# [What you will do]
Extract the lines of the listing, unchanged, from its first line up to and including the line with "analysis-name-note: (以Cl⁻计): [193, 307, 249, 322]".

------------------------------

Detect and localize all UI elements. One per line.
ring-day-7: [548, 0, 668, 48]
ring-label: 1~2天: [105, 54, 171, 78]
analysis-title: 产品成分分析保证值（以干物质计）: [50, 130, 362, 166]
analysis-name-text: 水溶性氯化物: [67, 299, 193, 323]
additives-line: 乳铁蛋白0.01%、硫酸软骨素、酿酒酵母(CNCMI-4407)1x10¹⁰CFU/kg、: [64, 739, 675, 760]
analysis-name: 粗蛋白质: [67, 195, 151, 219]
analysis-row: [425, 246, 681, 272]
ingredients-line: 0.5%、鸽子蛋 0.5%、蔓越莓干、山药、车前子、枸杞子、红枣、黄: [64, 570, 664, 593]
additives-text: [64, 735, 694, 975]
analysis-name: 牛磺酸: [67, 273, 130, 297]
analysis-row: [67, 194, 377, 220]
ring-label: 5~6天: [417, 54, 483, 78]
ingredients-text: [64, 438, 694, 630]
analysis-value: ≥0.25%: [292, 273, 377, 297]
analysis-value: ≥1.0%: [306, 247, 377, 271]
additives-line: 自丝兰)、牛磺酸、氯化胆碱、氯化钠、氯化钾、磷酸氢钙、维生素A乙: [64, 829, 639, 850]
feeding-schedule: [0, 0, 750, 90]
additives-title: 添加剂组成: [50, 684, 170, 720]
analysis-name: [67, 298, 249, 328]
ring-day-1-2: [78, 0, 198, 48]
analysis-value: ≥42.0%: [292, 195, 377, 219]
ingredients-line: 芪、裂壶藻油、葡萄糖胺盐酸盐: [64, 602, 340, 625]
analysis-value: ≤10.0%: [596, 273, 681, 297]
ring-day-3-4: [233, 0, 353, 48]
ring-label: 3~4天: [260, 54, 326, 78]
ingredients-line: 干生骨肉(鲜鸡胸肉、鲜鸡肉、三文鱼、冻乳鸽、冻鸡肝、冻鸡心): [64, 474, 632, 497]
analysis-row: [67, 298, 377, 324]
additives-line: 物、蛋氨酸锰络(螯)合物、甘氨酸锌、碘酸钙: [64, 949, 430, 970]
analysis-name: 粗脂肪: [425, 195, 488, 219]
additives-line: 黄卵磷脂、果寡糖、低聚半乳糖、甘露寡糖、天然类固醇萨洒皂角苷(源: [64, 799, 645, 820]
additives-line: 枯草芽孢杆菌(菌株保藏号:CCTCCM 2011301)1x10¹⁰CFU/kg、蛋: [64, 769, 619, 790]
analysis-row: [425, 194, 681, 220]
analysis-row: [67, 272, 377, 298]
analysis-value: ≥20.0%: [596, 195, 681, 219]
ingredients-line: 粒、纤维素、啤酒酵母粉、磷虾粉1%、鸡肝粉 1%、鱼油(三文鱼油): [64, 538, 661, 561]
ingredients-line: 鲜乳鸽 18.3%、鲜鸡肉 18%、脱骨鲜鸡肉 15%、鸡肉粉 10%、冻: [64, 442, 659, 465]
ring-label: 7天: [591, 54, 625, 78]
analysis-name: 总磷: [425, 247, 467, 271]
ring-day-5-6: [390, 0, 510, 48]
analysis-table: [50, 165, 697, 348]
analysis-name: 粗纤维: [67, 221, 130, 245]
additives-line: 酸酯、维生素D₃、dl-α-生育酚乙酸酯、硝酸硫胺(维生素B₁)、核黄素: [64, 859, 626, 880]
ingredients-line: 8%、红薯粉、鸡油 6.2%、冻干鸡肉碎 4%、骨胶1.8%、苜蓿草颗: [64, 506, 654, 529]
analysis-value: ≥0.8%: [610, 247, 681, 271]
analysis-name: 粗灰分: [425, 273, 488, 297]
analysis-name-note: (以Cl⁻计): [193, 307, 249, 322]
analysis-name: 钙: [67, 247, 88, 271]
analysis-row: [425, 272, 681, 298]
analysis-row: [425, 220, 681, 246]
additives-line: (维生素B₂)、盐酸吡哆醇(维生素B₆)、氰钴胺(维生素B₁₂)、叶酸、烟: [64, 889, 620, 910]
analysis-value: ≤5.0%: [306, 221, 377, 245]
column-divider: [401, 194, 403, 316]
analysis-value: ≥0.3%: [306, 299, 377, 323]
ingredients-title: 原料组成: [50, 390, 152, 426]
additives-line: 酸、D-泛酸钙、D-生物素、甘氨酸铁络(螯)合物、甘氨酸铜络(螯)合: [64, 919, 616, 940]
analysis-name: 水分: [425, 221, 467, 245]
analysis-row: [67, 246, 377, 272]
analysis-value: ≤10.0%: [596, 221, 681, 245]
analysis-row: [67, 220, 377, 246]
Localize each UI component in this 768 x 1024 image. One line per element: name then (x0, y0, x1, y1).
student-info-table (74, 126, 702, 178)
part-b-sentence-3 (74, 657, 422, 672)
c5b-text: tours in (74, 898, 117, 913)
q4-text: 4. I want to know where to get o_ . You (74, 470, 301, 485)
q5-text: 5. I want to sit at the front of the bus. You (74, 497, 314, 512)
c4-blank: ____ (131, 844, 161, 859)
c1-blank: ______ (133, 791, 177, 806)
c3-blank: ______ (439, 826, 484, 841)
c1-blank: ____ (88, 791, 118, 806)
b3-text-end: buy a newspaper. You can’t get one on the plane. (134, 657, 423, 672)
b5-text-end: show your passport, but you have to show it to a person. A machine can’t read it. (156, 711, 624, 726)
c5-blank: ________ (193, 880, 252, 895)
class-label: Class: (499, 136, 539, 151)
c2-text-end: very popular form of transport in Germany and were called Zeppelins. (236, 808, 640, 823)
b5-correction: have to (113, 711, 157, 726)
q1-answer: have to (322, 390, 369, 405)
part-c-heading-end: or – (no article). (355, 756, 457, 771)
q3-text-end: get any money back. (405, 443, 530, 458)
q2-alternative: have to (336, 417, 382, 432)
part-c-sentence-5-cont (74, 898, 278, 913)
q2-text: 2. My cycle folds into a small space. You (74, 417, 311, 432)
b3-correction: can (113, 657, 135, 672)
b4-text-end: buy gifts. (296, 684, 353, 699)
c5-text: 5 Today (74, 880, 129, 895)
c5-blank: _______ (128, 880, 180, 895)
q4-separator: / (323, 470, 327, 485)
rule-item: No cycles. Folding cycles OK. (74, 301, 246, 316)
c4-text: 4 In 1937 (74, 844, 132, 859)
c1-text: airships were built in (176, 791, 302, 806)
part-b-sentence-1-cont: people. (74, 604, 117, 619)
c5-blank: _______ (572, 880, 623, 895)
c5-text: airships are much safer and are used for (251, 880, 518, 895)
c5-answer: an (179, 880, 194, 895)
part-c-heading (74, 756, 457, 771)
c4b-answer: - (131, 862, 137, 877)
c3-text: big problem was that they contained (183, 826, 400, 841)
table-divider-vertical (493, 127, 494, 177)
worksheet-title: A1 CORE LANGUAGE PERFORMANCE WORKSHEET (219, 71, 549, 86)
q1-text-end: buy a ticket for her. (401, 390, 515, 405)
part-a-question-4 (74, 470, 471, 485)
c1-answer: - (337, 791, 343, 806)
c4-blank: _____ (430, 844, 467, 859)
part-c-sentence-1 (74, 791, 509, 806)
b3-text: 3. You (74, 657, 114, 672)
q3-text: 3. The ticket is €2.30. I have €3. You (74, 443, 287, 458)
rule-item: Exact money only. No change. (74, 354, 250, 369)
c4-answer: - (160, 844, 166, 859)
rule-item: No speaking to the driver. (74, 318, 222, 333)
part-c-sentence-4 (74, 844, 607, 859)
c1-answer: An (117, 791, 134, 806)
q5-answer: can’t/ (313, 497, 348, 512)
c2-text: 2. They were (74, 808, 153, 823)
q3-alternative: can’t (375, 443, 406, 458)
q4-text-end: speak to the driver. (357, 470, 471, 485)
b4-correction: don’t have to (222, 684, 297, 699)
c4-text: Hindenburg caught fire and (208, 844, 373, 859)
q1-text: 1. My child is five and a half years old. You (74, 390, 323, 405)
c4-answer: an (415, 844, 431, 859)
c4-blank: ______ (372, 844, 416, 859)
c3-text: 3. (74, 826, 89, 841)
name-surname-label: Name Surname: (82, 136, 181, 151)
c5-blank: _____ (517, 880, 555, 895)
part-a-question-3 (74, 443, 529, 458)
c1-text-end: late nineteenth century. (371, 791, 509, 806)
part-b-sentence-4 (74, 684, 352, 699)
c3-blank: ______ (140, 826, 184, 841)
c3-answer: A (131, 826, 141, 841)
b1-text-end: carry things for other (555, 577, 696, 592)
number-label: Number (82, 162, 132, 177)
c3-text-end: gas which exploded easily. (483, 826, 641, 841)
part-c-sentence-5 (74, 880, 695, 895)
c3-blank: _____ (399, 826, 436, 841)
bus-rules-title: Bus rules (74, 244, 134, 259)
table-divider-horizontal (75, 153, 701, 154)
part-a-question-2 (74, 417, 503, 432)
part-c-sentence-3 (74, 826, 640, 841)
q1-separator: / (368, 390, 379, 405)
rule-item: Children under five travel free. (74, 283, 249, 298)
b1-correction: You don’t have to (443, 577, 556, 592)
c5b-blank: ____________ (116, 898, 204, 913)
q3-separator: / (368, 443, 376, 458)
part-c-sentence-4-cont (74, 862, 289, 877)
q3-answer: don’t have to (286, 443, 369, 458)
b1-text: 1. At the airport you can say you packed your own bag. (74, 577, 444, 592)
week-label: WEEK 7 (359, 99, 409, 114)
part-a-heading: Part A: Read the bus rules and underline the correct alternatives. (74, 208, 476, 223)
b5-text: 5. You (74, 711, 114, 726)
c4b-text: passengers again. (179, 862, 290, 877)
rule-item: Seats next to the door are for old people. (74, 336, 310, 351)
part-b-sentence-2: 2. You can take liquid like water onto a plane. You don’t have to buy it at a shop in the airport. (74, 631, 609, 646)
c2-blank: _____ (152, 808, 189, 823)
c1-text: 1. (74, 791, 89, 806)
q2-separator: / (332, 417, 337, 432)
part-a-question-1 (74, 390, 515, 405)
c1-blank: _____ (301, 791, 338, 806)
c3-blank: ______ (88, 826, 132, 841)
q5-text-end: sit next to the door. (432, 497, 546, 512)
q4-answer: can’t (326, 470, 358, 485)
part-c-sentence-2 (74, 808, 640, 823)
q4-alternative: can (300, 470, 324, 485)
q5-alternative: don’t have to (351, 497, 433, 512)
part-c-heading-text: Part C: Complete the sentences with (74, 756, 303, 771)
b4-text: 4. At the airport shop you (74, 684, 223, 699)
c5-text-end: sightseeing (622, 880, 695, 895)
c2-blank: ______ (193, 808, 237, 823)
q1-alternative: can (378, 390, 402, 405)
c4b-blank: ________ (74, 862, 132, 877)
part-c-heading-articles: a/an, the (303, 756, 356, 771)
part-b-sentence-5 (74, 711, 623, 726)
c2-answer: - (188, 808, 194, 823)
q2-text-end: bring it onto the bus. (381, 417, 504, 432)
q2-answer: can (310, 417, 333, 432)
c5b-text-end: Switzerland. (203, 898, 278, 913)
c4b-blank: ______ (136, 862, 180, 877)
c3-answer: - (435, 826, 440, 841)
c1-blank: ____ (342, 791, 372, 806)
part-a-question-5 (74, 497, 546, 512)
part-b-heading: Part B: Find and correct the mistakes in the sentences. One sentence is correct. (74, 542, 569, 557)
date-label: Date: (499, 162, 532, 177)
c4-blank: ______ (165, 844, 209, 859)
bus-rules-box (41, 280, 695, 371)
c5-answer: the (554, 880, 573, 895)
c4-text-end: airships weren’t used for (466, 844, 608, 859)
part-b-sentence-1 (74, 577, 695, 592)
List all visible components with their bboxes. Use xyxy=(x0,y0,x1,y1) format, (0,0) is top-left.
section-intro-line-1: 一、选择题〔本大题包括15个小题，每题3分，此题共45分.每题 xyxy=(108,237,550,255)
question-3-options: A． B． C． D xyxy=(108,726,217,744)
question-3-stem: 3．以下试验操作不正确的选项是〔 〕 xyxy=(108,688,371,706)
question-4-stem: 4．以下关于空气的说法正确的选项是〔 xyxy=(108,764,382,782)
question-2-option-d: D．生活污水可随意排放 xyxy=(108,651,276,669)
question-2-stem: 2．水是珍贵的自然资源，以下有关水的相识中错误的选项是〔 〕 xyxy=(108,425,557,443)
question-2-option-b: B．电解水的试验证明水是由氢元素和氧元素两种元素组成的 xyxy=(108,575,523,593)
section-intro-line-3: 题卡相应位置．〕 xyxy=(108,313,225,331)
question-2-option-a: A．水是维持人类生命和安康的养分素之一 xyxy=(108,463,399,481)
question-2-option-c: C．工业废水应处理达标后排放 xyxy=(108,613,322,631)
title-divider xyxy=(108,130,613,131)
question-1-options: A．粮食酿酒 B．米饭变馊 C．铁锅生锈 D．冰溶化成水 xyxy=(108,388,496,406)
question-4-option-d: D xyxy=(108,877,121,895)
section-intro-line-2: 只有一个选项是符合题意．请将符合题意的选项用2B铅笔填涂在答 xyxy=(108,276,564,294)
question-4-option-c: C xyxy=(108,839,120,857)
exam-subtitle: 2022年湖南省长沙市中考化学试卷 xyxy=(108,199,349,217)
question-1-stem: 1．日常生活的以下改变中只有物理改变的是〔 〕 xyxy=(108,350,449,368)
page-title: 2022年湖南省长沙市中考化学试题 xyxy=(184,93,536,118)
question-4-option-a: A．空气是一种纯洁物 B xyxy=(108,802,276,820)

------------------------------

# [Response for this exercise]
Detect and localize all UI elements. One per line.
ring-day-7: [548, 0, 668, 48]
ring-label: 1~2天: [105, 54, 171, 78]
analysis-title: 产品成分分析保证值（以干物质计）: [50, 130, 362, 166]
analysis-name-text: 水溶性氯化物: [67, 299, 193, 323]
additives-line: 乳铁蛋白0.01%、硫酸软骨素、酿酒酵母(CNCMI-4407)1x10¹⁰CFU/kg、: [64, 739, 675, 760]
analysis-name: 粗蛋白质: [67, 195, 151, 219]
analysis-row: [425, 246, 681, 272]
ingredients-line: 0.5%、鸽子蛋 0.5%、蔓越莓干、山药、车前子、枸杞子、红枣、黄: [64, 570, 664, 593]
additives-text: [64, 735, 694, 975]
analysis-name: 牛磺酸: [67, 273, 130, 297]
analysis-row: [67, 194, 377, 220]
ring-label: 5~6天: [417, 54, 483, 78]
ingredients-text: [64, 438, 694, 630]
analysis-value: ≥0.25%: [292, 273, 377, 297]
analysis-value: ≥1.0%: [306, 247, 377, 271]
additives-line: 自丝兰)、牛磺酸、氯化胆碱、氯化钠、氯化钾、磷酸氢钙、维生素A乙: [64, 829, 639, 850]
feeding-schedule: [0, 0, 750, 90]
additives-title: 添加剂组成: [50, 684, 170, 720]
analysis-name: [67, 298, 249, 328]
ring-day-1-2: [78, 0, 198, 48]
analysis-value: ≥42.0%: [292, 195, 377, 219]
ingredients-line: 芪、裂壶藻油、葡萄糖胺盐酸盐: [64, 602, 340, 625]
analysis-value: ≤10.0%: [596, 273, 681, 297]
ring-day-3-4: [233, 0, 353, 48]
ring-label: 3~4天: [260, 54, 326, 78]
ingredients-line: 干生骨肉(鲜鸡胸肉、鲜鸡肉、三文鱼、冻乳鸽、冻鸡肝、冻鸡心): [64, 474, 632, 497]
analysis-row: [67, 298, 377, 324]
additives-line: 物、蛋氨酸锰络(螯)合物、甘氨酸锌、碘酸钙: [64, 949, 430, 970]
analysis-name: 粗脂肪: [425, 195, 488, 219]
additives-line: 黄卵磷脂、果寡糖、低聚半乳糖、甘露寡糖、天然类固醇萨洒皂角苷(源: [64, 799, 645, 820]
additives-line: 枯草芽孢杆菌(菌株保藏号:CCTCCM 2011301)1x10¹⁰CFU/kg、蛋: [64, 769, 619, 790]
analysis-row: [425, 194, 681, 220]
analysis-row: [67, 272, 377, 298]
analysis-value: ≥20.0%: [596, 195, 681, 219]
ingredients-line: 粒、纤维素、啤酒酵母粉、磷虾粉1%、鸡肝粉 1%、鱼油(三文鱼油): [64, 538, 661, 561]
ingredients-line: 鲜乳鸽 18.3%、鲜鸡肉 18%、脱骨鲜鸡肉 15%、鸡肉粉 10%、冻: [64, 442, 659, 465]
ring-label: 7天: [591, 54, 625, 78]
analysis-name: 总磷: [425, 247, 467, 271]
ring-day-5-6: [390, 0, 510, 48]
analysis-table: [50, 165, 697, 348]
analysis-name: 粗纤维: [67, 221, 130, 245]
additives-line: 酸酯、维生素D₃、dl-α-生育酚乙酸酯、硝酸硫胺(维生素B₁)、核黄素: [64, 859, 626, 880]
ingredients-line: 8%、红薯粉、鸡油 6.2%、冻干鸡肉碎 4%、骨胶1.8%、苜蓿草颗: [64, 506, 654, 529]
analysis-value: ≥0.8%: [610, 247, 681, 271]
analysis-name: 粗灰分: [425, 273, 488, 297]
analysis-name-note: (以Cl⁻计): [193, 307, 249, 322]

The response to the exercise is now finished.